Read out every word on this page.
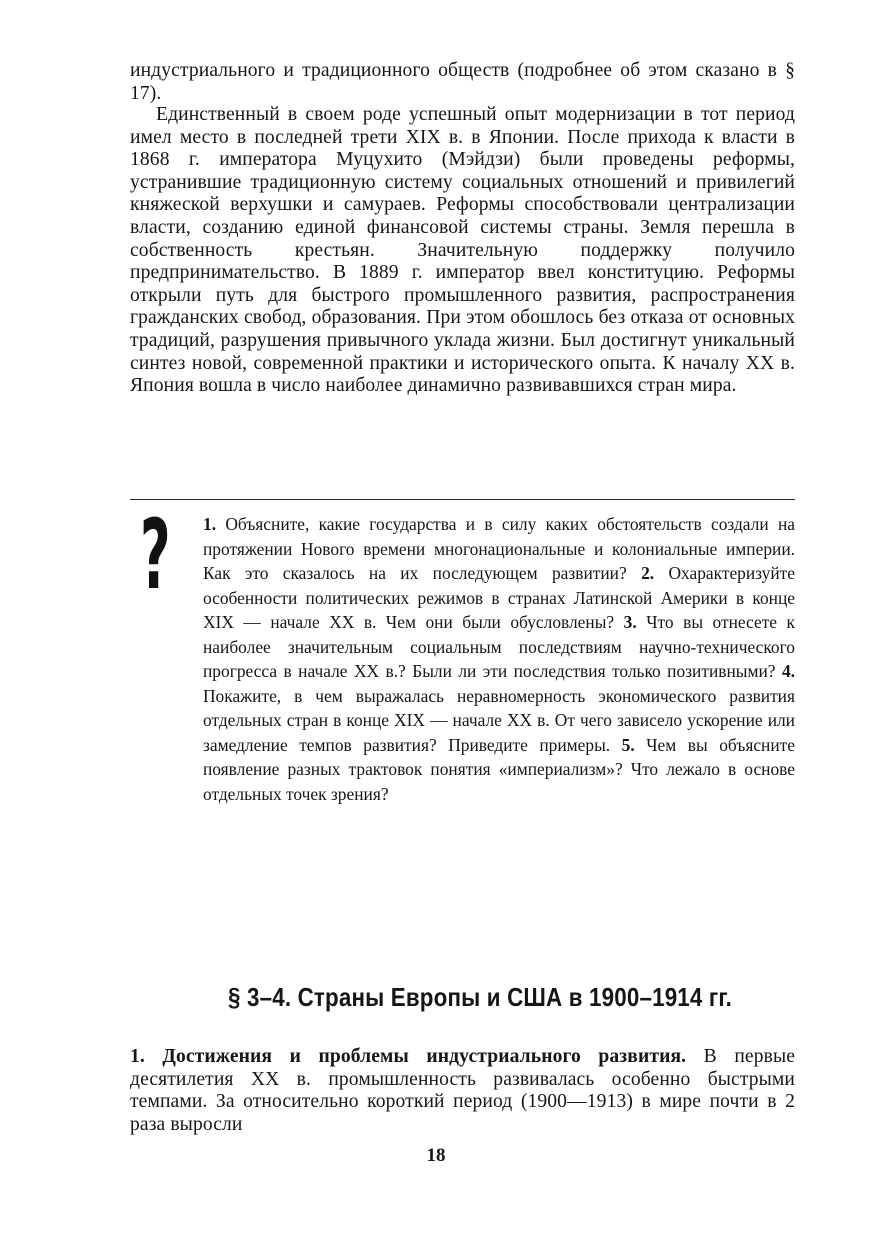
индустриального и традиционного обществ (подробнее об этом сказано в § 17).

Единственный в своем роде успешный опыт модернизации в тот период имел место в последней трети XIX в. в Японии. После прихода к власти в 1868 г. императора Муцухито (Мэйдзи) были проведены реформы, устранившие традиционную систему социальных отношений и привилегий княжеской верхушки и самураев. Реформы способствовали централизации власти, созданию единой финансовой системы страны. Земля перешла в собственность крестьян. Значительную поддержку получило предпринимательство. В 1889 г. император ввел конституцию. Реформы открыли путь для быстрого промышленного развития, распространения гражданских свобод, образования. При этом обошлось без отказа от основных традиций, разрушения привычного уклада жизни. Был достигнут уникальный синтез новой, современной практики и исторического опыта. К началу XX в. Япония вошла в число наиболее динамично развивавшихся стран мира.

? 1. Объясните, какие государства и в силу каких обстоятельств создали на протяжении Нового времени многонациональные и колониальные империи. Как это сказалось на их последующем развитии? 2. Охарактеризуйте особенности политических режимов в странах Латинской Америки в конце XIX — начале XX в. Чем они были обусловлены? 3. Что вы отнесете к наиболее значительным социальным последствиям научно-технического прогресса в начале XX в.? Были ли эти последствия только позитивными? 4. Покажите, в чем выражалась неравномерность экономического развития отдельных стран в конце XIX — начале XX в. От чего зависело ускорение или замедление темпов развития? Приведите примеры. 5. Чем вы объясните появление разных трактовок понятия «империализм»? Что лежало в основе отдельных точек зрения?

§ 3–4. Страны Европы и США в 1900–1914 гг.

1. Достижения и проблемы индустриального развития. В первые десятилетия XX в. промышленность развивалась особенно быстрыми темпами. За относительно короткий период (1900—1913) в мире почти в 2 раза выросли

18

◆ **EXERCISE AIM**:
Isolate the lines above that contain the word "были" and copy them.

◆ **RESULT BELOW**:
Единственный в своем роде успешный опыт модернизации в тот период имел место в последней трети XIX в. в Японии. После прихода к власти в 1868 г. императора Муцухито (Мэйдзи) были проведены реформы, устранившие традиционную систему социальных отношений и привилегий княжеской верхушки и самураев. Реформы способствовали централизации власти, созданию единой финансовой системы страны. Земля перешла в собственность крестьян. Значительную поддержку получило предпринимательство. В 1889 г. император ввел конституцию. Реформы открыли путь для быстрого промышленного развития, распространения гражданских свобод, образования. При этом обошлось без отказа от основных традиций, разрушения привычного уклада жизни. Был достигнут уникальный синтез новой, современной практики и исторического опыта. К началу XX в. Япония вошла в число наиболее динамично развивавшихся стран мира.
? 1. Объясните, какие государства и в силу каких обстоятельств создали на протяжении Нового времени многонациональные и колониальные империи. Как это сказалось на их последующем развитии? 2. Охарактеризуйте особенности политических режимов в странах Латинской Америки в конце XIX — начале XX в. Чем они были обусловлены? 3. Что вы отнесете к наиболее значительным социальным последствиям научно-технического прогресса в начале XX в.? Были ли эти последствия только позитивными? 4. Покажите, в чем выражалась неравномерность экономического развития отдельных стран в конце XIX — начале XX в. От чего зависело ускорение или замедление темпов развития? Приведите примеры. 5. Чем вы объясните появление разных трактовок понятия «империализм»? Что лежало в основе отдельных точек зрения?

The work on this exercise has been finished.